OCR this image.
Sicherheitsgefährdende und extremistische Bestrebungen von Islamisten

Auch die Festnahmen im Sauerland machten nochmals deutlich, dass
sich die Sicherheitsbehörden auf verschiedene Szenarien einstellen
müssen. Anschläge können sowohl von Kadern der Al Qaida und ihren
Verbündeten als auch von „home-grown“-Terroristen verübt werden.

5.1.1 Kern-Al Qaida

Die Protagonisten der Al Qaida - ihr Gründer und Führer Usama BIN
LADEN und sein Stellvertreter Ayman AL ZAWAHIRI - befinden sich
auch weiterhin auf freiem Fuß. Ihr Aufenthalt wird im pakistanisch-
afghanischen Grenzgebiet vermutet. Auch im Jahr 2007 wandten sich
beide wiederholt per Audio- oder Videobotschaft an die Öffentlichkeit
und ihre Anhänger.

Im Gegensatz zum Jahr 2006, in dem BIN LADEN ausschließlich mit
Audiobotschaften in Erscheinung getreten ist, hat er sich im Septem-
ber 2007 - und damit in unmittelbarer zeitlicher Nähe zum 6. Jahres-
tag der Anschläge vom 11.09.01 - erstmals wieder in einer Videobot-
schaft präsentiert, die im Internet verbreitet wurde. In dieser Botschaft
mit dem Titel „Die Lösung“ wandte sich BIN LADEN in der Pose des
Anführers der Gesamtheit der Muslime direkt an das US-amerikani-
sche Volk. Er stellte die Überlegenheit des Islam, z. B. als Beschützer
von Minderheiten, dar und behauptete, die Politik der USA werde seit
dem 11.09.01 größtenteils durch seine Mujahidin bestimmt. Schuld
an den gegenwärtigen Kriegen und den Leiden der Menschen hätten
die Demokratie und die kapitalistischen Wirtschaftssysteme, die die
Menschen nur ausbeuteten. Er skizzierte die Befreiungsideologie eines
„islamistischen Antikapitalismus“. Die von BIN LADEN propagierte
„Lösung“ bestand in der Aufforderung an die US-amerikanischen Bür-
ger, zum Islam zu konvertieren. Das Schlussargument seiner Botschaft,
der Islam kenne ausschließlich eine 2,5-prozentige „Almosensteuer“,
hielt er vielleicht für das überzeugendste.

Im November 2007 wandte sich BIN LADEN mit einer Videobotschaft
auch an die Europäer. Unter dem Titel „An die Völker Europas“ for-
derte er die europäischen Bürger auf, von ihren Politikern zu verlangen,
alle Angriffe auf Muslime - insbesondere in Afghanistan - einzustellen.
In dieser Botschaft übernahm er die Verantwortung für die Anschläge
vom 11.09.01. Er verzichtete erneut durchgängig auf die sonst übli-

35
....................
What you should do -
Quote all the records. Keep every word exact.

Answer to this exercise -
OCR this image.
Sicherheitsgefährdende und extremistische Bestrebungen von Islamisten

Auch die Festnahmen im Sauerland machten nochmals deutlich, dass
sich die Sicherheitsbehörden auf verschiedene Szenarien einstellen
müssen. Anschläge können sowohl von Kadern der Al Qaida und ihren
Verbündeten als auch von „home-grown“-Terroristen verübt werden.

5.1.1 Kern-Al Qaida

Die Protagonisten der Al Qaida - ihr Gründer und Führer Usama BIN
LADEN und sein Stellvertreter Ayman AL ZAWAHIRI - befinden sich
auch weiterhin auf freiem Fuß. Ihr Aufenthalt wird im pakistanisch-
afghanischen Grenzgebiet vermutet. Auch im Jahr 2007 wandten sich
beide wiederholt per Audio- oder Videobotschaft an die Öffentlichkeit
und ihre Anhänger.

Im Gegensatz zum Jahr 2006, in dem BIN LADEN ausschließlich mit
Audiobotschaften in Erscheinung getreten ist, hat er sich im Septem-
ber 2007 - und damit in unmittelbarer zeitlicher Nähe zum 6. Jahres-
tag der Anschläge vom 11.09.01 - erstmals wieder in einer Videobot-
schaft präsentiert, die im Internet verbreitet wurde. In dieser Botschaft
mit dem Titel „Die Lösung“ wandte sich BIN LADEN in der Pose des
Anführers der Gesamtheit der Muslime direkt an das US-amerikani-
sche Volk. Er stellte die Überlegenheit des Islam, z. B. als Beschützer
von Minderheiten, dar und behauptete, die Politik der USA werde seit
dem 11.09.01 größtenteils durch seine Mujahidin bestimmt. Schuld
an den gegenwärtigen Kriegen und den Leiden der Menschen hätten
die Demokratie und die kapitalistischen Wirtschaftssysteme, die die
Menschen nur ausbeuteten. Er skizzierte die Befreiungsideologie eines
„islamistischen Antikapitalismus“. Die von BIN LADEN propagierte
„Lösung“ bestand in der Aufforderung an die US-amerikanischen Bür-
ger, zum Islam zu konvertieren. Das Schlussargument seiner Botschaft,
der Islam kenne ausschließlich eine 2,5-prozentige „Almosensteuer“,
hielt er vielleicht für das überzeugendste.

Im November 2007 wandte sich BIN LADEN mit einer Videobotschaft
auch an die Europäer. Unter dem Titel „An die Völker Europas“ for-
derte er die europäischen Bürger auf, von ihren Politikern zu verlangen,
alle Angriffe auf Muslime - insbesondere in Afghanistan - einzustellen.
In dieser Botschaft übernahm er die Verantwortung für die Anschläge
vom 11.09.01. Er verzichtete erneut durchgängig auf die sonst übli-

35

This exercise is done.